[START OF EXERCISE MATERIAL]

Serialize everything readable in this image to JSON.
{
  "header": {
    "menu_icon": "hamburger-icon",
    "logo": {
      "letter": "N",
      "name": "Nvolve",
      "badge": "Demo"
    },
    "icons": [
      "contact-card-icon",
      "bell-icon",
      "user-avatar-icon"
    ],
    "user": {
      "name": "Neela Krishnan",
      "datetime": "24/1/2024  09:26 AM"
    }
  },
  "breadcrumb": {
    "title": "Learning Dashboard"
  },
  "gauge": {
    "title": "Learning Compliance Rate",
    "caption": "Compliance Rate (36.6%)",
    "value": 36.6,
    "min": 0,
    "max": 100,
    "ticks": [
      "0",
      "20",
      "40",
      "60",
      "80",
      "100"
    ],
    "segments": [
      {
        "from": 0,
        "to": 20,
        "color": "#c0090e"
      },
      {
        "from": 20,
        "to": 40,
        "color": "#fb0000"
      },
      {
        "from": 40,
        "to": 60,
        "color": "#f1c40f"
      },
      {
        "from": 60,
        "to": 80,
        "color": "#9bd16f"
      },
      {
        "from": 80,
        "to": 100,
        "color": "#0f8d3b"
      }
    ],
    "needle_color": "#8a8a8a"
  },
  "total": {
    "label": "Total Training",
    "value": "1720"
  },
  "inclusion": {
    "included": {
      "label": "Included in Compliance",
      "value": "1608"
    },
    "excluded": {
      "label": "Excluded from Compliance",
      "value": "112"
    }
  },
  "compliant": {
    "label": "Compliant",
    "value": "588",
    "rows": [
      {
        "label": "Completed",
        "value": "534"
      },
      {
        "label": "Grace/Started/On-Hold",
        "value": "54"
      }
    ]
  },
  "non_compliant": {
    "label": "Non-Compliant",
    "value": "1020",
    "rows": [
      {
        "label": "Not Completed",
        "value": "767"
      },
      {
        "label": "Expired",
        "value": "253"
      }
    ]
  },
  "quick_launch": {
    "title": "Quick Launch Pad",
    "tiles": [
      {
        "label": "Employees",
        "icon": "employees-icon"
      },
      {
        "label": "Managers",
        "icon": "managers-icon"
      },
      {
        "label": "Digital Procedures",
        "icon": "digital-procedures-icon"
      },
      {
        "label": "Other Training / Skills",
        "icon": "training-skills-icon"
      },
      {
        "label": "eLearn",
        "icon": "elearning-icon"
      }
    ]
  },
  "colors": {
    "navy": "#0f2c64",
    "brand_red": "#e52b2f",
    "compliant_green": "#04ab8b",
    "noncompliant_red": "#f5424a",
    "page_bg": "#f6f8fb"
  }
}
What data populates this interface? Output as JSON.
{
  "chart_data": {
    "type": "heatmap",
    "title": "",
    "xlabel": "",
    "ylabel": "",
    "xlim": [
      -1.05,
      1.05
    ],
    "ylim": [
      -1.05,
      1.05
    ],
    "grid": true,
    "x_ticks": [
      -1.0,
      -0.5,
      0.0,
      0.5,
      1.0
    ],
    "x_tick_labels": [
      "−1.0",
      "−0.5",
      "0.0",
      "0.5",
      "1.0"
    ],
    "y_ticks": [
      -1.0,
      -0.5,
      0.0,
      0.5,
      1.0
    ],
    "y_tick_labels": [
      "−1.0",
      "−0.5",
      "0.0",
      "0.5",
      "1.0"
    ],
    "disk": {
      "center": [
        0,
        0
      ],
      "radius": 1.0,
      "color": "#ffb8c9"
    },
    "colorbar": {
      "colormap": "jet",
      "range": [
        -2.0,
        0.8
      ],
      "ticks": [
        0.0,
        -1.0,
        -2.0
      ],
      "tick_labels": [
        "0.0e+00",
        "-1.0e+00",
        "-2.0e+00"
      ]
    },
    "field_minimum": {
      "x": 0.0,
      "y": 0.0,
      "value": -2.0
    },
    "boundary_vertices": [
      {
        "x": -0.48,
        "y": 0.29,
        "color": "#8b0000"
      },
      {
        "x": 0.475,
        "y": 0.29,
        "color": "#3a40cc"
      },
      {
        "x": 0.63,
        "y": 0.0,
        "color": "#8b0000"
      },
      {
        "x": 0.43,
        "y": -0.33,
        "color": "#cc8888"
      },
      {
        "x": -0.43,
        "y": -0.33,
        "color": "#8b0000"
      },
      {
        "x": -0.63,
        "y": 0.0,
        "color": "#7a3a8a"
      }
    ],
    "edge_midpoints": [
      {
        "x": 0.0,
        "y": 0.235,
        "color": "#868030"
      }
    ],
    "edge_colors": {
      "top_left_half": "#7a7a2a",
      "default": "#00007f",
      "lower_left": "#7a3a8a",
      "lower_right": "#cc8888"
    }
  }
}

[END OF EXERCISE MATERIAL]

Transcribe every entry word for word.

WRITTEN SOLUTION:
Serialize everything readable in this image to JSON.
{
  "header": {
    "menu_icon": "hamburger-icon",
    "logo": {
      "letter": "N",
      "name": "Nvolve",
      "badge": "Demo"
    },
    "icons": [
      "contact-card-icon",
      "bell-icon",
      "user-avatar-icon"
    ],
    "user": {
      "name": "Neela Krishnan",
      "datetime": "24/1/2024  09:26 AM"
    }
  },
  "breadcrumb": {
    "title": "Learning Dashboard"
  },
  "gauge": {
    "title": "Learning Compliance Rate",
    "caption": "Compliance Rate (36.6%)",
    "value": 36.6,
    "min": 0,
    "max": 100,
    "ticks": [
      "0",
      "20",
      "40",
      "60",
      "80",
      "100"
    ],
    "segments": [
      {
        "from": 0,
        "to": 20,
        "color": "#c0090e"
      },
      {
        "from": 20,
        "to": 40,
        "color": "#fb0000"
      },
      {
        "from": 40,
        "to": 60,
        "color": "#f1c40f"
      },
      {
        "from": 60,
        "to": 80,
        "color": "#9bd16f"
      },
      {
        "from": 80,
        "to": 100,
        "color": "#0f8d3b"
      }
    ],
    "needle_color": "#8a8a8a"
  },
  "total": {
    "label": "Total Training",
    "value": "1720"
  },
  "inclusion": {
    "included": {
      "label": "Included in Compliance",
      "value": "1608"
    },
    "excluded": {
      "label": "Excluded from Compliance",
      "value": "112"
    }
  },
  "compliant": {
    "label": "Compliant",
    "value": "588",
    "rows": [
      {
        "label": "Completed",
        "value": "534"
      },
      {
        "label": "Grace/Started/On-Hold",
        "value": "54"
      }
    ]
  },
  "non_compliant": {
    "label": "Non-Compliant",
    "value": "1020",
    "rows": [
      {
        "label": "Not Completed",
        "value": "767"
      },
      {
        "label": "Expired",
        "value": "253"
      }
    ]
  },
  "quick_launch": {
    "title": "Quick Launch Pad",
    "tiles": [
      {
        "label": "Employees",
        "icon": "employees-icon"
      },
      {
        "label": "Managers",
        "icon": "managers-icon"
      },
      {
        "label": "Digital Procedures",
        "icon": "digital-procedures-icon"
      },
      {
        "label": "Other Training / Skills",
        "icon": "training-skills-icon"
      },
      {
        "label": "eLearn",
        "icon": "elearning-icon"
      }
    ]
  },
  "colors": {
    "navy": "#0f2c64",
    "brand_red": "#e52b2f",
    "compliant_green": "#04ab8b",
    "noncompliant_red": "#f5424a",
    "page_bg": "#f6f8fb"
  }
}
What data populates this interface? Output as JSON.
{
  "chart_data": {
    "type": "heatmap",
    "title": "",
    "xlabel": "",
    "ylabel": "",
    "xlim": [
      -1.05,
      1.05
    ],
    "ylim": [
      -1.05,
      1.05
    ],
    "grid": true,
    "x_ticks": [
      -1.0,
      -0.5,
      0.0,
      0.5,
      1.0
    ],
    "x_tick_labels": [
      "−1.0",
      "−0.5",
      "0.0",
      "0.5",
      "1.0"
    ],
    "y_ticks": [
      -1.0,
      -0.5,
      0.0,
      0.5,
      1.0
    ],
    "y_tick_labels": [
      "−1.0",
      "−0.5",
      "0.0",
      "0.5",
      "1.0"
    ],
    "disk": {
      "center": [
        0,
        0
      ],
      "radius": 1.0,
      "color": "#ffb8c9"
    },
    "colorbar": {
      "colormap": "jet",
      "range": [
        -2.0,
        0.8
      ],
      "ticks": [
        0.0,
        -1.0,
        -2.0
      ],
      "tick_labels": [
        "0.0e+00",
        "-1.0e+00",
        "-2.0e+00"
      ]
    },
    "field_minimum": {
      "x": 0.0,
      "y": 0.0,
      "value": -2.0
    },
    "boundary_vertices": [
      {
        "x": -0.48,
        "y": 0.29,
        "color": "#8b0000"
      },
      {
        "x": 0.475,
        "y": 0.29,
        "color": "#3a40cc"
      },
      {
        "x": 0.63,
        "y": 0.0,
        "color": "#8b0000"
      },
      {
        "x": 0.43,
        "y": -0.33,
        "color": "#cc8888"
      },
      {
        "x": -0.43,
        "y": -0.33,
        "color": "#8b0000"
      },
      {
        "x": -0.63,
        "y": 0.0,
        "color": "#7a3a8a"
      }
    ],
    "edge_midpoints": [
      {
        "x": 0.0,
        "y": 0.235,
        "color": "#868030"
      }
    ],
    "edge_colors": {
      "top_left_half": "#7a7a2a",
      "default": "#00007f",
      "lower_left": "#7a3a8a",
      "lower_right": "#cc8888"
    }
  }
}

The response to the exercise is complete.